- **Records supplied**:
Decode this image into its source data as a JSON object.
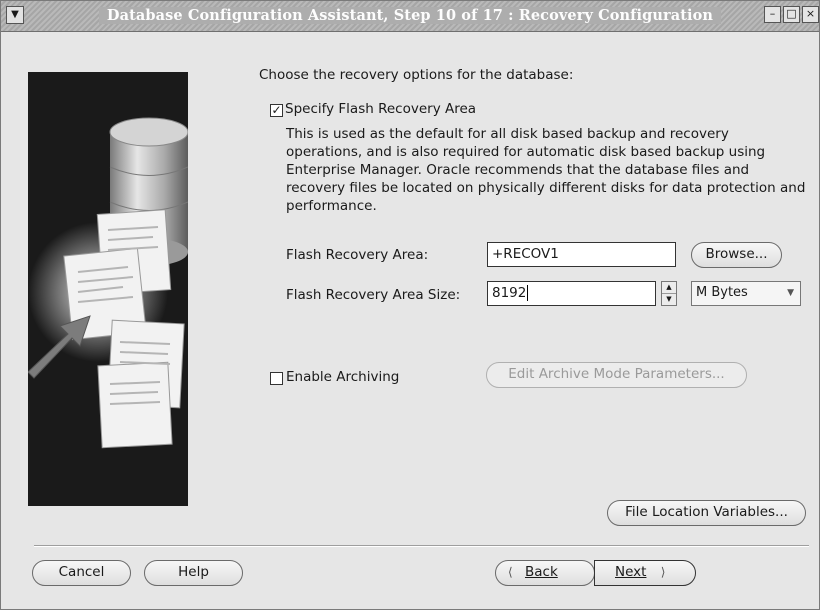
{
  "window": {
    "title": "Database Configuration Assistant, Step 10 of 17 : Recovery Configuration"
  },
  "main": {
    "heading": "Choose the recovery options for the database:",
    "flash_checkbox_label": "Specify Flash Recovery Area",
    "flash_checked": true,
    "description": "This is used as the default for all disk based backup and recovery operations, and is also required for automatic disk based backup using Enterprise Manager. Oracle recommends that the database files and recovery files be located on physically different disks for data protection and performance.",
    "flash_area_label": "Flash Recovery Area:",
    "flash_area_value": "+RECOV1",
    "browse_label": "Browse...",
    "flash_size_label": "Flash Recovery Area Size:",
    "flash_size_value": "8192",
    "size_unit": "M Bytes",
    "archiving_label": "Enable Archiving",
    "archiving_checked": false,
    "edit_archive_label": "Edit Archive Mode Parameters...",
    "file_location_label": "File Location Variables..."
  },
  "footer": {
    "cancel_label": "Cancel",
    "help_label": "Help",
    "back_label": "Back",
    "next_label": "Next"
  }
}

- **Given request**: All of the data above should be quoted exactly, except for the pictures.

- **Written solution**:
Decode this image into its source data as a JSON object.
{
  "window": {
    "title": "Database Configuration Assistant, Step 10 of 17 : Recovery Configuration"
  },
  "main": {
    "heading": "Choose the recovery options for the database:",
    "flash_checkbox_label": "Specify Flash Recovery Area",
    "flash_checked": true,
    "description": "This is used as the default for all disk based backup and recovery operations, and is also required for automatic disk based backup using Enterprise Manager. Oracle recommends that the database files and recovery files be located on physically different disks for data protection and performance.",
    "flash_area_label": "Flash Recovery Area:",
    "flash_area_value": "+RECOV1",
    "browse_label": "Browse...",
    "flash_size_label": "Flash Recovery Area Size:",
    "flash_size_value": "8192",
    "size_unit": "M Bytes",
    "archiving_label": "Enable Archiving",
    "archiving_checked": false,
    "edit_archive_label": "Edit Archive Mode Parameters...",
    "file_location_label": "File Location Variables..."
  },
  "footer": {
    "cancel_label": "Cancel",
    "help_label": "Help",
    "back_label": "Back",
    "next_label": "Next"
  }
}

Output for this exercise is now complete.